(Dataset entries)

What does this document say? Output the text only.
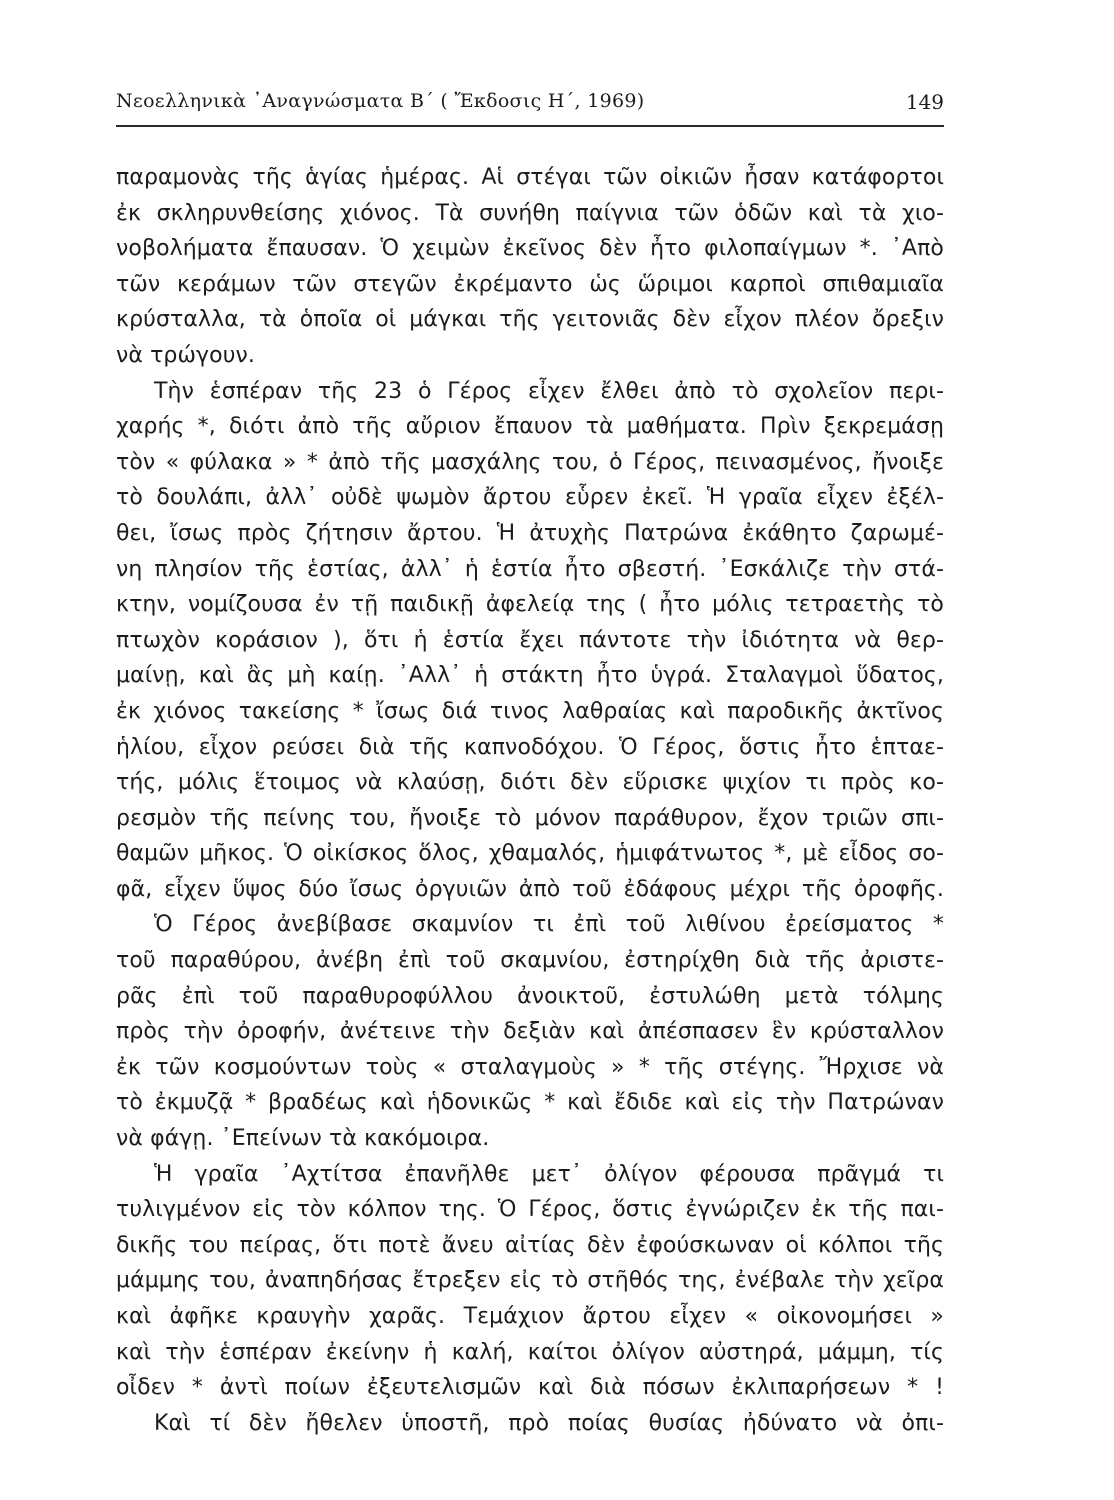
Νεοελληνικὰ ᾿Αναγνώσματα Β΄ ( Ἔκδοσις Η΄, 1969)	149
παραμονὰς τῆς ἁγίας ἡμέρας. Αἱ στέγαι τῶν οἰκιῶν ἦσαν κατάφορτοι
ἐκ σκληρυνθείσης χιόνος. Τὰ συνήθη παίγνια τῶν ὁδῶν καὶ τὰ χιο-
νοβολήματα ἔπαυσαν. Ὁ χειμὼν ἐκεῖνος δὲν ἦτο φιλοπαίγμων *. ᾿Απὸ
τῶν κεράμων τῶν στεγῶν ἐκρέμαντο ὡς ὥριμοι καρποὶ σπιθαμιαῖα
κρύσταλλα, τὰ ὁποῖα οἱ μάγκαι τῆς γειτονιᾶς δὲν εἶχον πλέον ὄρεξιν
νὰ τρώγουν.
Τὴν ἑσπέραν τῆς 23 ὁ Γέρος εἶχεν ἔλθει ἀπὸ τὸ σχολεῖον περι-
χαρής *, διότι ἀπὸ τῆς αὔριον ἔπαυον τὰ μαθήματα. Πρὶν ξεκρεμάσῃ
τὸν « φύλακα » * ἀπὸ τῆς μασχάλης του, ὁ Γέρος, πεινασμένος, ἤνοιξε
τὸ δουλάπι, ἀλλ᾿ οὐδὲ ψωμὸν ἄρτου εὗρεν ἐκεῖ. Ἡ γραῖα εἶχεν ἐξέλ-
θει, ἴσως πρὸς ζήτησιν ἄρτου. Ἡ ἀτυχὴς Πατρώνα ἐκάθητο ζαρωμέ-
νη πλησίον τῆς ἑστίας, ἀλλ᾿ ἡ ἑστία ἦτο σβεστή. ᾿Εσκάλιζε τὴν στά-
κτην, νομίζουσα ἐν τῇ παιδικῇ ἀφελείᾳ της ( ἦτο μόλις τετραετὴς τὸ
πτωχὸν κοράσιον ), ὅτι ἡ ἑστία ἔχει πάντοτε τὴν ἰδιότητα νὰ θερ-
μαίνῃ, καὶ ἂς μὴ καίῃ. ᾿Αλλ᾿ ἡ στάκτη ἦτο ὑγρά. Σταλαγμοὶ ὕδατος,
ἐκ χιόνος τακείσης * ἴσως διά τινος λαθραίας καὶ παροδικῆς ἀκτῖνος
ἡλίου, εἶχον ρεύσει διὰ τῆς καπνοδόχου. Ὁ Γέρος, ὅστις ἦτο ἑπταε-
τής, μόλις ἕτοιμος νὰ κλαύσῃ, διότι δὲν εὕρισκε ψιχίον τι πρὸς κο-
ρεσμὸν τῆς πείνης του, ἤνοιξε τὸ μόνον παράθυρον, ἔχον τριῶν σπι-
θαμῶν μῆκος. Ὁ οἰκίσκος ὅλος, χθαμαλός, ἡμιφάτνωτος *, μὲ εἶδος σο-
φᾶ, εἶχεν ὕψος δύο ἴσως ὀργυιῶν ἀπὸ τοῦ ἐδάφους μέχρι τῆς ὀροφῆς.
Ὁ Γέρος ἀνεβίβασε σκαμνίον τι ἐπὶ τοῦ λιθίνου ἐρείσματος *
τοῦ παραθύρου, ἀνέβη ἐπὶ τοῦ σκαμνίου, ἐστηρίχθη διὰ τῆς ἀριστε-
ρᾶς ἐπὶ τοῦ παραθυροφύλλου ἀνοικτοῦ, ἐστυλώθη μετὰ τόλμης
πρὸς τὴν ὀροφήν, ἀνέτεινε τὴν δεξιὰν καὶ ἀπέσπασεν ἓν κρύσταλλον
ἐκ τῶν κοσμούντων τοὺς « σταλαγμοὺς » * τῆς στέγης. Ἤρχισε νὰ
τὸ ἐκμυζᾷ * βραδέως καὶ ἡδονικῶς * καὶ ἔδιδε καὶ εἰς τὴν Πατρώναν
νὰ φάγῃ. ᾿Επείνων τὰ κακόμοιρα.
Ἡ γραῖα ᾿Αχτίτσα ἐπανῆλθε μετ᾿ ὀλίγον φέρουσα πρᾶγμά τι
τυλιγμένον εἰς τὸν κόλπον της. Ὁ Γέρος, ὅστις ἐγνώριζεν ἐκ τῆς παι-
δικῆς του πείρας, ὅτι ποτὲ ἄνευ αἰτίας δὲν ἐφούσκωναν οἱ κόλποι τῆς
μάμμης του, ἀναπηδήσας ἔτρεξεν εἰς τὸ στῆθός της, ἐνέβαλε τὴν χεῖρα
καὶ ἀφῆκε κραυγὴν χαρᾶς. Τεμάχιον ἄρτου εἶχεν « οἰκονομήσει »
καὶ τὴν ἑσπέραν ἐκείνην ἡ καλή, καίτοι ὀλίγον αὐστηρά, μάμμη, τίς
οἶδεν * ἀντὶ ποίων ἐξευτελισμῶν καὶ διὰ πόσων ἐκλιπαρήσεων * !
Καὶ τί δὲν ἤθελεν ὑποστῆ, πρὸ ποίας θυσίας ἠδύνατο νὰ ὀπι-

Exercise brief: Every line of the data above should be quoted exactly. Omit the pictures.

Response to the task:
What does this document say? Output the text only.
Νεοελληνικὰ ᾿Αναγνώσματα Β΄ ( Ἔκδοσις Η΄, 1969)	149
παραμονὰς τῆς ἁγίας ἡμέρας. Αἱ στέγαι τῶν οἰκιῶν ἦσαν κατάφορτοι
ἐκ σκληρυνθείσης χιόνος. Τὰ συνήθη παίγνια τῶν ὁδῶν καὶ τὰ χιο-
νοβολήματα ἔπαυσαν. Ὁ χειμὼν ἐκεῖνος δὲν ἦτο φιλοπαίγμων *. ᾿Απὸ
τῶν κεράμων τῶν στεγῶν ἐκρέμαντο ὡς ὥριμοι καρποὶ σπιθαμιαῖα
κρύσταλλα, τὰ ὁποῖα οἱ μάγκαι τῆς γειτονιᾶς δὲν εἶχον πλέον ὄρεξιν
νὰ τρώγουν.
Τὴν ἑσπέραν τῆς 23 ὁ Γέρος εἶχεν ἔλθει ἀπὸ τὸ σχολεῖον περι-
χαρής *, διότι ἀπὸ τῆς αὔριον ἔπαυον τὰ μαθήματα. Πρὶν ξεκρεμάσῃ
τὸν « φύλακα » * ἀπὸ τῆς μασχάλης του, ὁ Γέρος, πεινασμένος, ἤνοιξε
τὸ δουλάπι, ἀλλ᾿ οὐδὲ ψωμὸν ἄρτου εὗρεν ἐκεῖ. Ἡ γραῖα εἶχεν ἐξέλ-
θει, ἴσως πρὸς ζήτησιν ἄρτου. Ἡ ἀτυχὴς Πατρώνα ἐκάθητο ζαρωμέ-
νη πλησίον τῆς ἑστίας, ἀλλ᾿ ἡ ἑστία ἦτο σβεστή. ᾿Εσκάλιζε τὴν στά-
κτην, νομίζουσα ἐν τῇ παιδικῇ ἀφελείᾳ της ( ἦτο μόλις τετραετὴς τὸ
πτωχὸν κοράσιον ), ὅτι ἡ ἑστία ἔχει πάντοτε τὴν ἰδιότητα νὰ θερ-
μαίνῃ, καὶ ἂς μὴ καίῃ. ᾿Αλλ᾿ ἡ στάκτη ἦτο ὑγρά. Σταλαγμοὶ ὕδατος,
ἐκ χιόνος τακείσης * ἴσως διά τινος λαθραίας καὶ παροδικῆς ἀκτῖνος
ἡλίου, εἶχον ρεύσει διὰ τῆς καπνοδόχου. Ὁ Γέρος, ὅστις ἦτο ἑπταε-
τής, μόλις ἕτοιμος νὰ κλαύσῃ, διότι δὲν εὕρισκε ψιχίον τι πρὸς κο-
ρεσμὸν τῆς πείνης του, ἤνοιξε τὸ μόνον παράθυρον, ἔχον τριῶν σπι-
θαμῶν μῆκος. Ὁ οἰκίσκος ὅλος, χθαμαλός, ἡμιφάτνωτος *, μὲ εἶδος σο-
φᾶ, εἶχεν ὕψος δύο ἴσως ὀργυιῶν ἀπὸ τοῦ ἐδάφους μέχρι τῆς ὀροφῆς.
Ὁ Γέρος ἀνεβίβασε σκαμνίον τι ἐπὶ τοῦ λιθίνου ἐρείσματος *
τοῦ παραθύρου, ἀνέβη ἐπὶ τοῦ σκαμνίου, ἐστηρίχθη διὰ τῆς ἀριστε-
ρᾶς ἐπὶ τοῦ παραθυροφύλλου ἀνοικτοῦ, ἐστυλώθη μετὰ τόλμης
πρὸς τὴν ὀροφήν, ἀνέτεινε τὴν δεξιὰν καὶ ἀπέσπασεν ἓν κρύσταλλον
ἐκ τῶν κοσμούντων τοὺς « σταλαγμοὺς » * τῆς στέγης. Ἤρχισε νὰ
τὸ ἐκμυζᾷ * βραδέως καὶ ἡδονικῶς * καὶ ἔδιδε καὶ εἰς τὴν Πατρώναν
νὰ φάγῃ. ᾿Επείνων τὰ κακόμοιρα.
Ἡ γραῖα ᾿Αχτίτσα ἐπανῆλθε μετ᾿ ὀλίγον φέρουσα πρᾶγμά τι
τυλιγμένον εἰς τὸν κόλπον της. Ὁ Γέρος, ὅστις ἐγνώριζεν ἐκ τῆς παι-
δικῆς του πείρας, ὅτι ποτὲ ἄνευ αἰτίας δὲν ἐφούσκωναν οἱ κόλποι τῆς
μάμμης του, ἀναπηδήσας ἔτρεξεν εἰς τὸ στῆθός της, ἐνέβαλε τὴν χεῖρα
καὶ ἀφῆκε κραυγὴν χαρᾶς. Τεμάχιον ἄρτου εἶχεν « οἰκονομήσει »
καὶ τὴν ἑσπέραν ἐκείνην ἡ καλή, καίτοι ὀλίγον αὐστηρά, μάμμη, τίς
οἶδεν * ἀντὶ ποίων ἐξευτελισμῶν καὶ διὰ πόσων ἐκλιπαρήσεων * !
Καὶ τί δὲν ἤθελεν ὑποστῆ, πρὸ ποίας θυσίας ἠδύνατο νὰ ὀπι-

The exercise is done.